- **What you have to do**
Will you give the material below again, every line exactly as it is?

Dataset rows:
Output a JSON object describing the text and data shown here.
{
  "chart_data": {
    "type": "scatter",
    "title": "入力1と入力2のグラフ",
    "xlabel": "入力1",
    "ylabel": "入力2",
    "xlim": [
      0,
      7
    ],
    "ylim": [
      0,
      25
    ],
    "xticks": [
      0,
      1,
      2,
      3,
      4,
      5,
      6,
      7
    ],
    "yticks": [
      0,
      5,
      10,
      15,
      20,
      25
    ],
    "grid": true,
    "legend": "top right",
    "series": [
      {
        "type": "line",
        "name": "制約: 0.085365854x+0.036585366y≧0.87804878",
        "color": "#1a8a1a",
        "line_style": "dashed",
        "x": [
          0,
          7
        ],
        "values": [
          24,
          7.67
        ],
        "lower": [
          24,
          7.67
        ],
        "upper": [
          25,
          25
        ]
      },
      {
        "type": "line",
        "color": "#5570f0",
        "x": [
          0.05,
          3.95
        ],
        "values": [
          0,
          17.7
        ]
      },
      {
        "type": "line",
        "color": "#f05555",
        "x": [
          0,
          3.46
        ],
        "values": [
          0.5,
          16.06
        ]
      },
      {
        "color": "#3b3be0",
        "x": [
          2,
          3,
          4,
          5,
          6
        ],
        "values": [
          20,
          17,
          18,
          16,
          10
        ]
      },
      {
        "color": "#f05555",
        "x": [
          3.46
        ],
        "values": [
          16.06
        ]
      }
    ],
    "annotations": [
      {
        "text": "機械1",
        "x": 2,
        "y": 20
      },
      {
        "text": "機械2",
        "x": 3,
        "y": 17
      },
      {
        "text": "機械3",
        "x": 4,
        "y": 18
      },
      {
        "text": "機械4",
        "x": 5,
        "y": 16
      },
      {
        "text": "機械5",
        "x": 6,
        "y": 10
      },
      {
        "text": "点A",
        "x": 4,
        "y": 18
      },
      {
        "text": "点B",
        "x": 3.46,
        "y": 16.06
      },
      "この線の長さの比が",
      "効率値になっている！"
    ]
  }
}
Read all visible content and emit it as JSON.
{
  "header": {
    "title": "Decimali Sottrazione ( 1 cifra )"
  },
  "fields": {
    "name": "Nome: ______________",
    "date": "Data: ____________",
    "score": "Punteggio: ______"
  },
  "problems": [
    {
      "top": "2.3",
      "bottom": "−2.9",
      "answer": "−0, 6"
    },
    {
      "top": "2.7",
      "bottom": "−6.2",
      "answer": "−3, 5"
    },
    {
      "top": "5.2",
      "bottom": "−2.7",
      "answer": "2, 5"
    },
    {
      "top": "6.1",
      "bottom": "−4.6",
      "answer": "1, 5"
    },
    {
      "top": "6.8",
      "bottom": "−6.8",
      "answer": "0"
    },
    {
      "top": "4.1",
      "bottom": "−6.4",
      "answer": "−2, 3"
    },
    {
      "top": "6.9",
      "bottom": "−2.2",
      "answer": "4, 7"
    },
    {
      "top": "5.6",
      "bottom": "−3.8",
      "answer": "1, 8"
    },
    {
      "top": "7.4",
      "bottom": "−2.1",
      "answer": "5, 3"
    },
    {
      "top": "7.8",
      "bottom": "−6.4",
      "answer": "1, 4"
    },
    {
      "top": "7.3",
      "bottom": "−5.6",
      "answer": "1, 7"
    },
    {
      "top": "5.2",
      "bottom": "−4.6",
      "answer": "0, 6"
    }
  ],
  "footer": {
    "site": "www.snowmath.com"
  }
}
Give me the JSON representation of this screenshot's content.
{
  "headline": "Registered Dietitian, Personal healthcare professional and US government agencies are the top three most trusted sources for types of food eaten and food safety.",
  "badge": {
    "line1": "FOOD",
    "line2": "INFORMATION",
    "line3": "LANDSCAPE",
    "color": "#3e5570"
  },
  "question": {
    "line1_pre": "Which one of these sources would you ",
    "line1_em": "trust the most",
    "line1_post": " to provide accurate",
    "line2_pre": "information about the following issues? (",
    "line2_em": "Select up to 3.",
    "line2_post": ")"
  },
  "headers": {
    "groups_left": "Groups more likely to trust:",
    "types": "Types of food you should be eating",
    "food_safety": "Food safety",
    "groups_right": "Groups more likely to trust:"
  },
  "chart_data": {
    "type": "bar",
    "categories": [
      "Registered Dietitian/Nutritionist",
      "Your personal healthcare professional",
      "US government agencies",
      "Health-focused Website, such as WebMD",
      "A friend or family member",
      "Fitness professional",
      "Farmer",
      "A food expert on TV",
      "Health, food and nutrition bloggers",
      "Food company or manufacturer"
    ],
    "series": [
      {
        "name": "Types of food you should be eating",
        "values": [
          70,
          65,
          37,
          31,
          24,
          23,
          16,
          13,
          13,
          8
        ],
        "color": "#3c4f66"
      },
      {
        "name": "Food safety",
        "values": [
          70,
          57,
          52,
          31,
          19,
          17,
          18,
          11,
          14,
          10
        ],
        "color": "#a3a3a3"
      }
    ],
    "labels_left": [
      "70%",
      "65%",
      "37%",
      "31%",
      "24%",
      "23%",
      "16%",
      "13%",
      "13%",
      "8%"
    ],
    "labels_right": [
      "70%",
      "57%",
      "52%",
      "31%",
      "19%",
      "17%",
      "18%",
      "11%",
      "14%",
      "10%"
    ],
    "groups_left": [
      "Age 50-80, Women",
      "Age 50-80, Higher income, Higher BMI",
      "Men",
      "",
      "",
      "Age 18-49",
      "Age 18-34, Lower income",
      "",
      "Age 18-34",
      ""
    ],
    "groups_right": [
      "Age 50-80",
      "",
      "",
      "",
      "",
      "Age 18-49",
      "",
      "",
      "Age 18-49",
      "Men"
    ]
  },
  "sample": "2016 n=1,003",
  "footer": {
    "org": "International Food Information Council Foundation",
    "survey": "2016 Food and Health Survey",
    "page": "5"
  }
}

- **Full solution**
Output a JSON object describing the text and data shown here.
{
  "chart_data": {
    "type": "scatter",
    "title": "入力1と入力2のグラフ",
    "xlabel": "入力1",
    "ylabel": "入力2",
    "xlim": [
      0,
      7
    ],
    "ylim": [
      0,
      25
    ],
    "xticks": [
      0,
      1,
      2,
      3,
      4,
      5,
      6,
      7
    ],
    "yticks": [
      0,
      5,
      10,
      15,
      20,
      25
    ],
    "grid": true,
    "legend": "top right",
    "series": [
      {
        "type": "line",
        "name": "制約: 0.085365854x+0.036585366y≧0.87804878",
        "color": "#1a8a1a",
        "line_style": "dashed",
        "x": [
          0,
          7
        ],
        "values": [
          24,
          7.67
        ],
        "lower": [
          24,
          7.67
        ],
        "upper": [
          25,
          25
        ]
      },
      {
        "type": "line",
        "color": "#5570f0",
        "x": [
          0.05,
          3.95
        ],
        "values": [
          0,
          17.7
        ]
      },
      {
        "type": "line",
        "color": "#f05555",
        "x": [
          0,
          3.46
        ],
        "values": [
          0.5,
          16.06
        ]
      },
      {
        "color": "#3b3be0",
        "x": [
          2,
          3,
          4,
          5,
          6
        ],
        "values": [
          20,
          17,
          18,
          16,
          10
        ]
      },
      {
        "color": "#f05555",
        "x": [
          3.46
        ],
        "values": [
          16.06
        ]
      }
    ],
    "annotations": [
      {
        "text": "機械1",
        "x": 2,
        "y": 20
      },
      {
        "text": "機械2",
        "x": 3,
        "y": 17
      },
      {
        "text": "機械3",
        "x": 4,
        "y": 18
      },
      {
        "text": "機械4",
        "x": 5,
        "y": 16
      },
      {
        "text": "機械5",
        "x": 6,
        "y": 10
      },
      {
        "text": "点A",
        "x": 4,
        "y": 18
      },
      {
        "text": "点B",
        "x": 3.46,
        "y": 16.06
      },
      "この線の長さの比が",
      "効率値になっている！"
    ]
  }
}
Read all visible content and emit it as JSON.
{
  "header": {
    "title": "Decimali Sottrazione ( 1 cifra )"
  },
  "fields": {
    "name": "Nome: ______________",
    "date": "Data: ____________",
    "score": "Punteggio: ______"
  },
  "problems": [
    {
      "top": "2.3",
      "bottom": "−2.9",
      "answer": "−0, 6"
    },
    {
      "top": "2.7",
      "bottom": "−6.2",
      "answer": "−3, 5"
    },
    {
      "top": "5.2",
      "bottom": "−2.7",
      "answer": "2, 5"
    },
    {
      "top": "6.1",
      "bottom": "−4.6",
      "answer": "1, 5"
    },
    {
      "top": "6.8",
      "bottom": "−6.8",
      "answer": "0"
    },
    {
      "top": "4.1",
      "bottom": "−6.4",
      "answer": "−2, 3"
    },
    {
      "top": "6.9",
      "bottom": "−2.2",
      "answer": "4, 7"
    },
    {
      "top": "5.6",
      "bottom": "−3.8",
      "answer": "1, 8"
    },
    {
      "top": "7.4",
      "bottom": "−2.1",
      "answer": "5, 3"
    },
    {
      "top": "7.8",
      "bottom": "−6.4",
      "answer": "1, 4"
    },
    {
      "top": "7.3",
      "bottom": "−5.6",
      "answer": "1, 7"
    },
    {
      "top": "5.2",
      "bottom": "−4.6",
      "answer": "0, 6"
    }
  ],
  "footer": {
    "site": "www.snowmath.com"
  }
}
Give me the JSON representation of this screenshot's content.
{
  "headline": "Registered Dietitian, Personal healthcare professional and US government agencies are the top three most trusted sources for types of food eaten and food safety.",
  "badge": {
    "line1": "FOOD",
    "line2": "INFORMATION",
    "line3": "LANDSCAPE",
    "color": "#3e5570"
  },
  "question": {
    "line1_pre": "Which one of these sources would you ",
    "line1_em": "trust the most",
    "line1_post": " to provide accurate",
    "line2_pre": "information about the following issues? (",
    "line2_em": "Select up to 3.",
    "line2_post": ")"
  },
  "headers": {
    "groups_left": "Groups more likely to trust:",
    "types": "Types of food you should be eating",
    "food_safety": "Food safety",
    "groups_right": "Groups more likely to trust:"
  },
  "chart_data": {
    "type": "bar",
    "categories": [
      "Registered Dietitian/Nutritionist",
      "Your personal healthcare professional",
      "US government agencies",
      "Health-focused Website, such as WebMD",
      "A friend or family member",
      "Fitness professional",
      "Farmer",
      "A food expert on TV",
      "Health, food and nutrition bloggers",
      "Food company or manufacturer"
    ],
    "series": [
      {
        "name": "Types of food you should be eating",
        "values": [
          70,
          65,
          37,
          31,
          24,
          23,
          16,
          13,
          13,
          8
        ],
        "color": "#3c4f66"
      },
      {
        "name": "Food safety",
        "values": [
          70,
          57,
          52,
          31,
          19,
          17,
          18,
          11,
          14,
          10
        ],
        "color": "#a3a3a3"
      }
    ],
    "labels_left": [
      "70%",
      "65%",
      "37%",
      "31%",
      "24%",
      "23%",
      "16%",
      "13%",
      "13%",
      "8%"
    ],
    "labels_right": [
      "70%",
      "57%",
      "52%",
      "31%",
      "19%",
      "17%",
      "18%",
      "11%",
      "14%",
      "10%"
    ],
    "groups_left": [
      "Age 50-80, Women",
      "Age 50-80, Higher income, Higher BMI",
      "Men",
      "",
      "",
      "Age 18-49",
      "Age 18-34, Lower income",
      "",
      "Age 18-34",
      ""
    ],
    "groups_right": [
      "Age 50-80",
      "",
      "",
      "",
      "",
      "Age 18-49",
      "",
      "",
      "Age 18-49",
      "Men"
    ]
  },
  "sample": "2016 n=1,003",
  "footer": {
    "org": "International Food Information Council Foundation",
    "survey": "2016 Food and Health Survey",
    "page": "5"
  }
}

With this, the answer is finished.